* begin Provided records *

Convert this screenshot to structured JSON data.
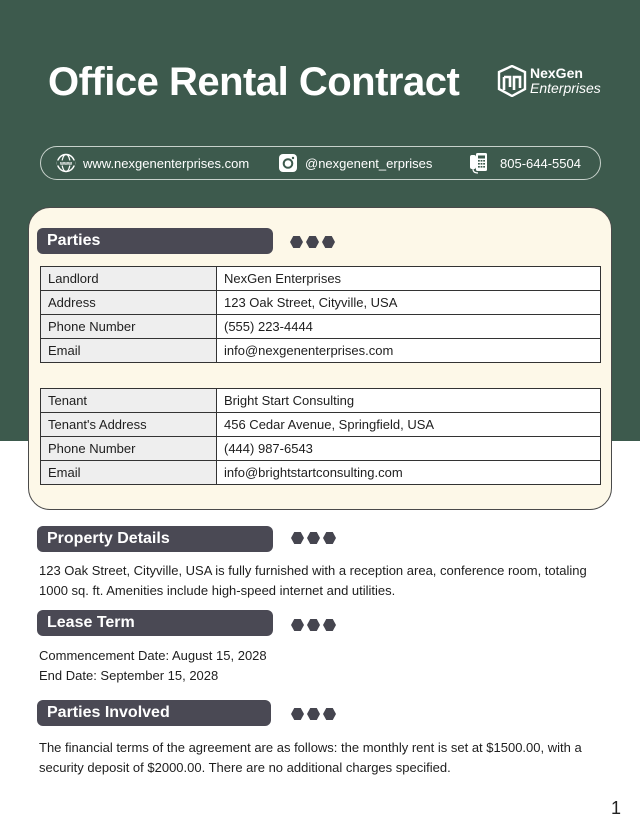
{
  "header": {
    "title": "Office Rental Contract",
    "logo": {
      "name": "NexGen",
      "subtitle": "Enterprises",
      "icon": "building-cube-icon"
    }
  },
  "contact": {
    "website": {
      "icon": "globe-www-icon",
      "text": "www.nexgenenterprises.com"
    },
    "social": {
      "icon": "instagram-icon",
      "text": "@nexgenent_erprises"
    },
    "phone": {
      "icon": "telephone-icon",
      "text": "805-644-5504"
    }
  },
  "sections": {
    "parties": {
      "title": "Parties",
      "landlord_table": [
        {
          "label": "Landlord",
          "value": "NexGen Enterprises"
        },
        {
          "label": "Address",
          "value": "123 Oak Street, Cityville, USA"
        },
        {
          "label": "Phone Number",
          "value": "(555) 223-4444"
        },
        {
          "label": "Email",
          "value": "info@nexgenenterprises.com"
        }
      ],
      "tenant_table": [
        {
          "label": "Tenant",
          "value": "Bright Start Consulting"
        },
        {
          "label": "Tenant's Address",
          "value": "456 Cedar Avenue, Springfield, USA"
        },
        {
          "label": "Phone Number",
          "value": "(444) 987-6543"
        },
        {
          "label": "Email",
          "value": "info@brightstartconsulting.com"
        }
      ]
    },
    "property_details": {
      "title": "Property Details",
      "text": "123 Oak Street, Cityville, USA is fully furnished with a reception area, conference room, totaling 1000 sq. ft. Amenities include high-speed internet and utilities."
    },
    "lease_term": {
      "title": "Lease Term",
      "lines": [
        "Commencement Date: August 15, 2028",
        "End Date: September 15, 2028"
      ]
    },
    "parties_involved": {
      "title": "Parties Involved",
      "text": "The financial terms of the agreement are as follows: the monthly rent is set at $1500.00, with a security deposit of $2000.00. There are no additional charges specified."
    }
  },
  "footer": {
    "page_number": "1"
  },
  "colors": {
    "header_green": "#3d5a4d",
    "card_cream": "#fdf8e8",
    "section_head": "#4a4954",
    "text": "#1e1e1e"
  }
}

* end Provided records *

▸ Directions for this task:
Pictures don't belong in the copy. Transcribe every record exactly as it appears.

▸ Task solution:
Convert this screenshot to structured JSON data.
{
  "header": {
    "title": "Office Rental Contract",
    "logo": {
      "name": "NexGen",
      "subtitle": "Enterprises",
      "icon": "building-cube-icon"
    }
  },
  "contact": {
    "website": {
      "icon": "globe-www-icon",
      "text": "www.nexgenenterprises.com"
    },
    "social": {
      "icon": "instagram-icon",
      "text": "@nexgenent_erprises"
    },
    "phone": {
      "icon": "telephone-icon",
      "text": "805-644-5504"
    }
  },
  "sections": {
    "parties": {
      "title": "Parties",
      "landlord_table": [
        {
          "label": "Landlord",
          "value": "NexGen Enterprises"
        },
        {
          "label": "Address",
          "value": "123 Oak Street, Cityville, USA"
        },
        {
          "label": "Phone Number",
          "value": "(555) 223-4444"
        },
        {
          "label": "Email",
          "value": "info@nexgenenterprises.com"
        }
      ],
      "tenant_table": [
        {
          "label": "Tenant",
          "value": "Bright Start Consulting"
        },
        {
          "label": "Tenant's Address",
          "value": "456 Cedar Avenue, Springfield, USA"
        },
        {
          "label": "Phone Number",
          "value": "(444) 987-6543"
        },
        {
          "label": "Email",
          "value": "info@brightstartconsulting.com"
        }
      ]
    },
    "property_details": {
      "title": "Property Details",
      "text": "123 Oak Street, Cityville, USA is fully furnished with a reception area, conference room, totaling 1000 sq. ft. Amenities include high-speed internet and utilities."
    },
    "lease_term": {
      "title": "Lease Term",
      "lines": [
        "Commencement Date: August 15, 2028",
        "End Date: September 15, 2028"
      ]
    },
    "parties_involved": {
      "title": "Parties Involved",
      "text": "The financial terms of the agreement are as follows: the monthly rent is set at $1500.00, with a security deposit of $2000.00. There are no additional charges specified."
    }
  },
  "footer": {
    "page_number": "1"
  },
  "colors": {
    "header_green": "#3d5a4d",
    "card_cream": "#fdf8e8",
    "section_head": "#4a4954",
    "text": "#1e1e1e"
  }
}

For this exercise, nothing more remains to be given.